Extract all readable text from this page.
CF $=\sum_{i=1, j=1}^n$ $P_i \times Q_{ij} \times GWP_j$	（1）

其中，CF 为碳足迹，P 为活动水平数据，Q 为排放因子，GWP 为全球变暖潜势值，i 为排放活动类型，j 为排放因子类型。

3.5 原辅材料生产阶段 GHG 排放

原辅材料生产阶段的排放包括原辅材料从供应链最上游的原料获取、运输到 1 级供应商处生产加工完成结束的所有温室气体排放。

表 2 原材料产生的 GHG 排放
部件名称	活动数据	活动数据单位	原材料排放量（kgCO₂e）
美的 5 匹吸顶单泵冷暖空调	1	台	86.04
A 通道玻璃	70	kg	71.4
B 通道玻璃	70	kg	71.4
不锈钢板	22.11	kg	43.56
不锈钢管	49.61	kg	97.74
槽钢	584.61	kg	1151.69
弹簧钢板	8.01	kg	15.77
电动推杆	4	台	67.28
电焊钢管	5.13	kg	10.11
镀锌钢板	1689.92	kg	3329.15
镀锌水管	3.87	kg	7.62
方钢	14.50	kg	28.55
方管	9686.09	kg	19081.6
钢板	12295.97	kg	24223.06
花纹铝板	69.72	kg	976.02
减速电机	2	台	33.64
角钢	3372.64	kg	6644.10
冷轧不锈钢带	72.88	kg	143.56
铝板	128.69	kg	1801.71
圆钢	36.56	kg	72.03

• • • • • • •

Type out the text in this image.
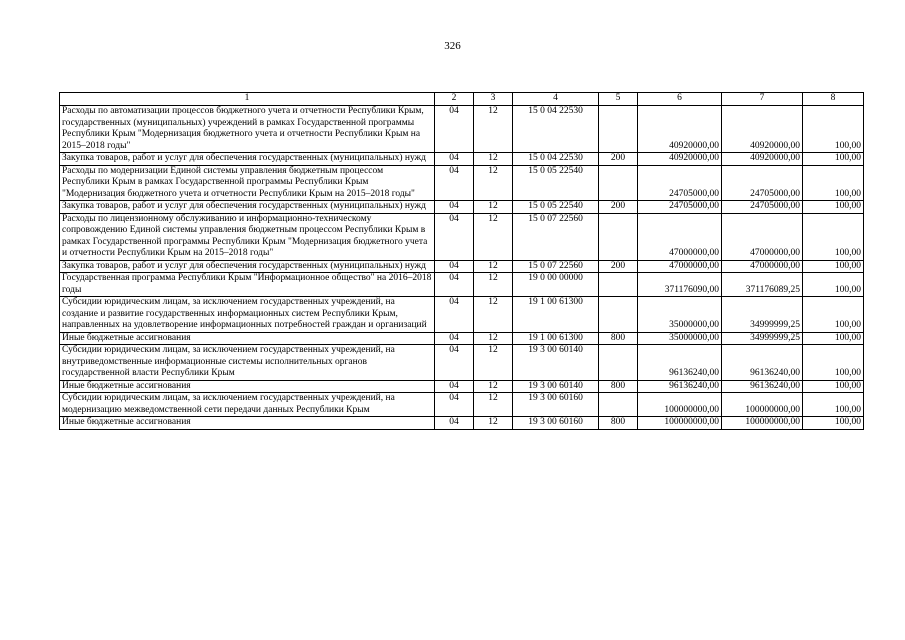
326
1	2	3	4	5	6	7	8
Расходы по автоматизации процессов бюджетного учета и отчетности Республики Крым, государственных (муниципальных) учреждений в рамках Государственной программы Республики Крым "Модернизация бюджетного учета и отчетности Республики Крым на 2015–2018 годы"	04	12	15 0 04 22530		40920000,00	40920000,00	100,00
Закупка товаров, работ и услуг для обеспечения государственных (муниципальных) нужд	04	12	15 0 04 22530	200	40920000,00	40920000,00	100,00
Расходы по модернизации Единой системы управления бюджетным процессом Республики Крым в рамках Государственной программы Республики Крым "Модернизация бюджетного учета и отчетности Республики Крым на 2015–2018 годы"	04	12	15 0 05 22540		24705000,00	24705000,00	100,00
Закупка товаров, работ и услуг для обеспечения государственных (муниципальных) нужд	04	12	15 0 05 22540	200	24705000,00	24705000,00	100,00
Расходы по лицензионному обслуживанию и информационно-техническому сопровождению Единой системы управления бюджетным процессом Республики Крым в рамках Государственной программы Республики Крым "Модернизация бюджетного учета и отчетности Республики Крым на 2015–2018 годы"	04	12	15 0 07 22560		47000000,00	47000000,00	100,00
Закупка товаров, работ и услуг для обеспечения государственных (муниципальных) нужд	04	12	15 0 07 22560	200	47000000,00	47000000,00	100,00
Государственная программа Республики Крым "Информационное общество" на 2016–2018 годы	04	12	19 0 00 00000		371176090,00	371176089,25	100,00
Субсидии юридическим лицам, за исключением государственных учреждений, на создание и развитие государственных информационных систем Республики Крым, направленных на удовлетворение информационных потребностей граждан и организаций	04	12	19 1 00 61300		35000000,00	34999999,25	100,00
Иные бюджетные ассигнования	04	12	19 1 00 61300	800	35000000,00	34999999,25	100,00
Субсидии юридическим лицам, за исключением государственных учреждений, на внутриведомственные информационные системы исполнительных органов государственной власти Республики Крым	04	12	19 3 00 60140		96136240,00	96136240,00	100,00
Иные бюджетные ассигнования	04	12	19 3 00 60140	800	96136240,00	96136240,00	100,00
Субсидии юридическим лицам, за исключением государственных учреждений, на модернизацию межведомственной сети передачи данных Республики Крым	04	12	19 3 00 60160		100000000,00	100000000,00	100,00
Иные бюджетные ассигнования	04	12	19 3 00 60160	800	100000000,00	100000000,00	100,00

• • • • • • •

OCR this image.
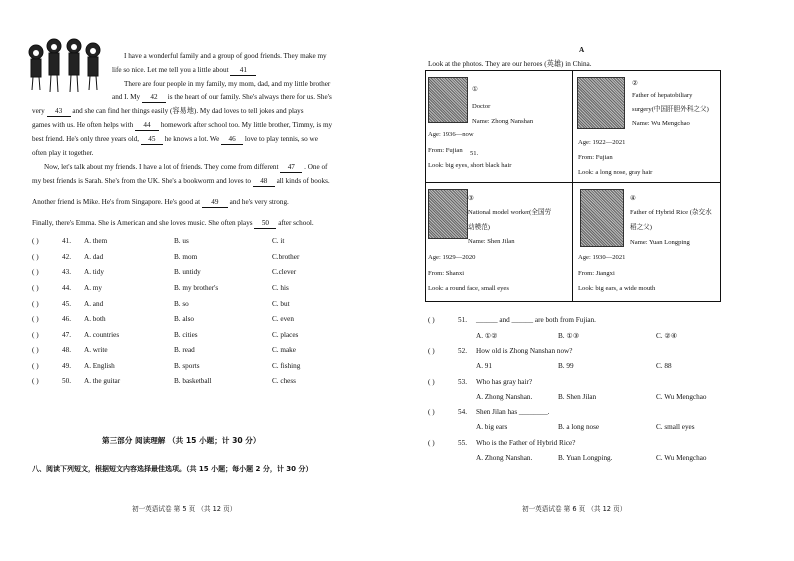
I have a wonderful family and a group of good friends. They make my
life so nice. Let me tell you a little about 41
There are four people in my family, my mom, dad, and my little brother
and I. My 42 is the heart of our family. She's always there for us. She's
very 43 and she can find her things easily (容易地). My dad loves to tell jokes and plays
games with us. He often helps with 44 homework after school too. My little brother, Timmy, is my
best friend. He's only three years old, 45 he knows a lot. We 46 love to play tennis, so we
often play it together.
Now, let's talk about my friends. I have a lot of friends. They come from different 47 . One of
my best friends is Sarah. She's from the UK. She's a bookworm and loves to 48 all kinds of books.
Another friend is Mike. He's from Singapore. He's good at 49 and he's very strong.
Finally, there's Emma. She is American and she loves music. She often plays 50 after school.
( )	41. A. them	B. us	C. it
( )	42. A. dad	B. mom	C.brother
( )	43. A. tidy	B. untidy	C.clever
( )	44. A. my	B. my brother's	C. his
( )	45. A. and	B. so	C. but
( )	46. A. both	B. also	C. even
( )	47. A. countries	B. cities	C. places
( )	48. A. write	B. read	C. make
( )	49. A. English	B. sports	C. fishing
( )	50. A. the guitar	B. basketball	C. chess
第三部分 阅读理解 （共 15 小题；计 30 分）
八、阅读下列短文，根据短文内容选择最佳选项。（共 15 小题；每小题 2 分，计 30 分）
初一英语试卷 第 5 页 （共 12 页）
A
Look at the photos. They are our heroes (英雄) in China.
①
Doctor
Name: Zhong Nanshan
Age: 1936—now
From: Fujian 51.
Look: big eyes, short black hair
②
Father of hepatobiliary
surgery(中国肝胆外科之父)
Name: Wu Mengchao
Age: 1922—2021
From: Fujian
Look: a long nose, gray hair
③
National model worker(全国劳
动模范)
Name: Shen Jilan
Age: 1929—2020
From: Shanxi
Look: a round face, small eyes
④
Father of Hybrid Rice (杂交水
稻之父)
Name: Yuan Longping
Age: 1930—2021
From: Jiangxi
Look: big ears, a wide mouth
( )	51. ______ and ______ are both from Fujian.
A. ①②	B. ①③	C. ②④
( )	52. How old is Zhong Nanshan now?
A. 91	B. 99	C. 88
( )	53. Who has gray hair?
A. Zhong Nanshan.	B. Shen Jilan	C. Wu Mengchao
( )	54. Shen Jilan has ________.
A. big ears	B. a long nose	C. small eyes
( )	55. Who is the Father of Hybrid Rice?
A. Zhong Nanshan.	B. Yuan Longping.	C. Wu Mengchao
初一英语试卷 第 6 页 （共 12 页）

• • • • • • •

■ WHAT YOU NEED TO DO: Look through the material above and pick out each line holding the word "работ".

■ ANSWER TO THE EXERCISE:
Закупка товаров, работ и услуг для обеспечения государственных (муниципальных) нужд	04	12	15 0 04 22530	200	40920000,00	40920000,00	100,00
Закупка товаров, работ и услуг для обеспечения государственных (муниципальных) нужд	04	12	15 0 05 22540	200	24705000,00	24705000,00	100,00
Закупка товаров, работ и услуг для обеспечения государственных (муниципальных) нужд	04	12	15 0 07 22560	200	47000000,00	47000000,00	100,00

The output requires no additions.